STATED PROBLEM – Retype the whole listing verbatim and keep the pictures out of it.
[DATA FOR PROCESSING start]
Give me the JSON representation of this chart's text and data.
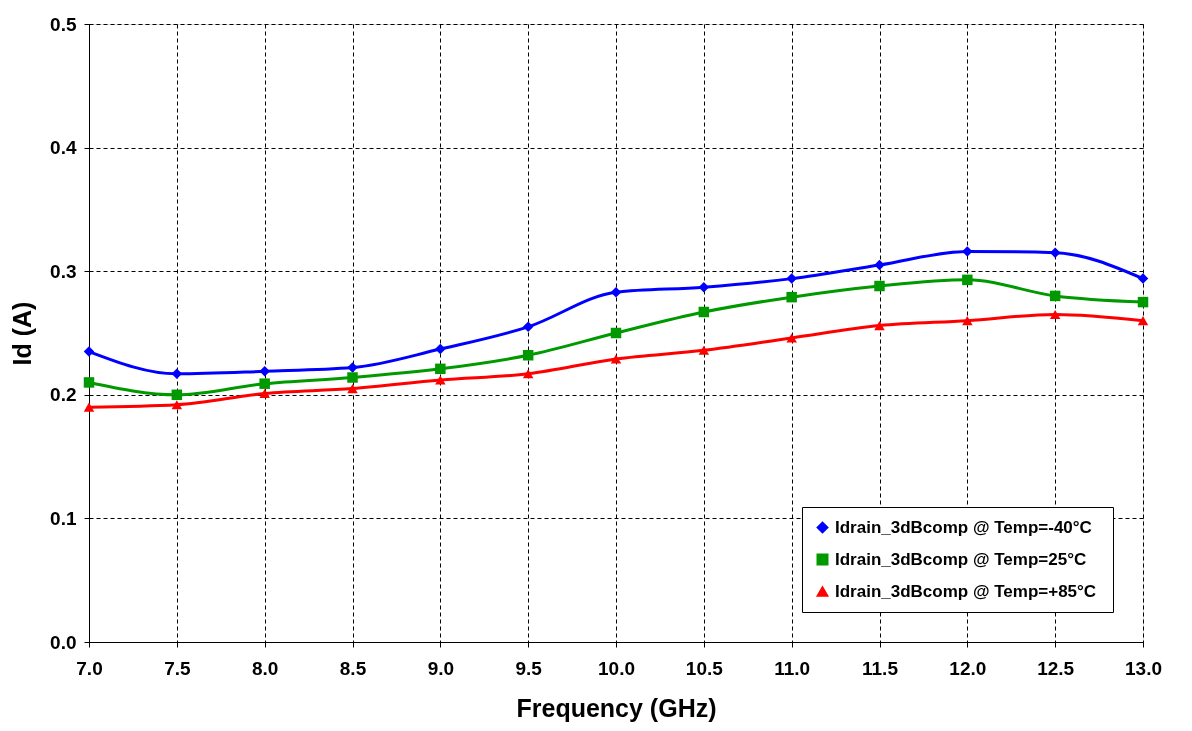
{
  "chart_data": {
    "type": "line",
    "xlabel": "Frequency (GHz)",
    "ylabel": "Id (A)",
    "x": [
      7.0,
      7.5,
      8.0,
      8.5,
      9.0,
      9.5,
      10.0,
      10.5,
      11.0,
      11.5,
      12.0,
      12.5,
      13.0
    ],
    "series": [
      {
        "name": "Idrain_3dBcomp  @ Temp=-40°C",
        "color": "#0000ff",
        "marker": "diamond",
        "values": [
          0.235,
          0.217,
          0.219,
          0.222,
          0.237,
          0.255,
          0.283,
          0.287,
          0.294,
          0.305,
          0.316,
          0.315,
          0.294
        ]
      },
      {
        "name": "Idrain_3dBcomp  @ Temp=25°C",
        "color": "#009900",
        "marker": "square",
        "values": [
          0.21,
          0.2,
          0.209,
          0.214,
          0.221,
          0.232,
          0.25,
          0.267,
          0.279,
          0.288,
          0.293,
          0.28,
          0.275
        ]
      },
      {
        "name": "Idrain_3dBcomp  @ Temp=+85°C",
        "color": "#ff0000",
        "marker": "triangle",
        "values": [
          0.19,
          0.192,
          0.201,
          0.205,
          0.212,
          0.217,
          0.229,
          0.236,
          0.246,
          0.256,
          0.26,
          0.265,
          0.26
        ]
      }
    ],
    "xlim": [
      7.0,
      13.0
    ],
    "xticks": [
      {
        "value": 7,
        "label": "7.0"
      },
      {
        "value": 7.5,
        "label": "7.5"
      },
      {
        "value": 8,
        "label": "8.0"
      },
      {
        "value": 8.5,
        "label": "8.5"
      },
      {
        "value": 9,
        "label": "9.0"
      },
      {
        "value": 9.5,
        "label": "9.5"
      },
      {
        "value": 10,
        "label": "10.0"
      },
      {
        "value": 10.5,
        "label": "10.5"
      },
      {
        "value": 11,
        "label": "11.0"
      },
      {
        "value": 11.5,
        "label": "11.5"
      },
      {
        "value": 12,
        "label": "12.0"
      },
      {
        "value": 12.5,
        "label": "12.5"
      },
      {
        "value": 13,
        "label": "13.0"
      }
    ],
    "ylim": [
      0.0,
      0.5
    ],
    "yticks": [
      {
        "value": 0,
        "label": "0.0"
      },
      0.1,
      0.2,
      0.3,
      0.4,
      0.5
    ],
    "grid": true,
    "legend": "bottom right",
    "line_style": "solid"
  }
}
[DATA FOR PROCESSING end]
TASK RESPONSE –
Give me the JSON representation of this chart's text and data.
{
  "chart_data": {
    "type": "line",
    "xlabel": "Frequency (GHz)",
    "ylabel": "Id (A)",
    "x": [
      7.0,
      7.5,
      8.0,
      8.5,
      9.0,
      9.5,
      10.0,
      10.5,
      11.0,
      11.5,
      12.0,
      12.5,
      13.0
    ],
    "series": [
      {
        "name": "Idrain_3dBcomp  @ Temp=-40°C",
        "color": "#0000ff",
        "marker": "diamond",
        "values": [
          0.235,
          0.217,
          0.219,
          0.222,
          0.237,
          0.255,
          0.283,
          0.287,
          0.294,
          0.305,
          0.316,
          0.315,
          0.294
        ]
      },
      {
        "name": "Idrain_3dBcomp  @ Temp=25°C",
        "color": "#009900",
        "marker": "square",
        "values": [
          0.21,
          0.2,
          0.209,
          0.214,
          0.221,
          0.232,
          0.25,
          0.267,
          0.279,
          0.288,
          0.293,
          0.28,
          0.275
        ]
      },
      {
        "name": "Idrain_3dBcomp  @ Temp=+85°C",
        "color": "#ff0000",
        "marker": "triangle",
        "values": [
          0.19,
          0.192,
          0.201,
          0.205,
          0.212,
          0.217,
          0.229,
          0.236,
          0.246,
          0.256,
          0.26,
          0.265,
          0.26
        ]
      }
    ],
    "xlim": [
      7.0,
      13.0
    ],
    "xticks": [
      {
        "value": 7,
        "label": "7.0"
      },
      {
        "value": 7.5,
        "label": "7.5"
      },
      {
        "value": 8,
        "label": "8.0"
      },
      {
        "value": 8.5,
        "label": "8.5"
      },
      {
        "value": 9,
        "label": "9.0"
      },
      {
        "value": 9.5,
        "label": "9.5"
      },
      {
        "value": 10,
        "label": "10.0"
      },
      {
        "value": 10.5,
        "label": "10.5"
      },
      {
        "value": 11,
        "label": "11.0"
      },
      {
        "value": 11.5,
        "label": "11.5"
      },
      {
        "value": 12,
        "label": "12.0"
      },
      {
        "value": 12.5,
        "label": "12.5"
      },
      {
        "value": 13,
        "label": "13.0"
      }
    ],
    "ylim": [
      0.0,
      0.5
    ],
    "yticks": [
      {
        "value": 0,
        "label": "0.0"
      },
      0.1,
      0.2,
      0.3,
      0.4,
      0.5
    ],
    "grid": true,
    "legend": "bottom right",
    "line_style": "solid"
  }
}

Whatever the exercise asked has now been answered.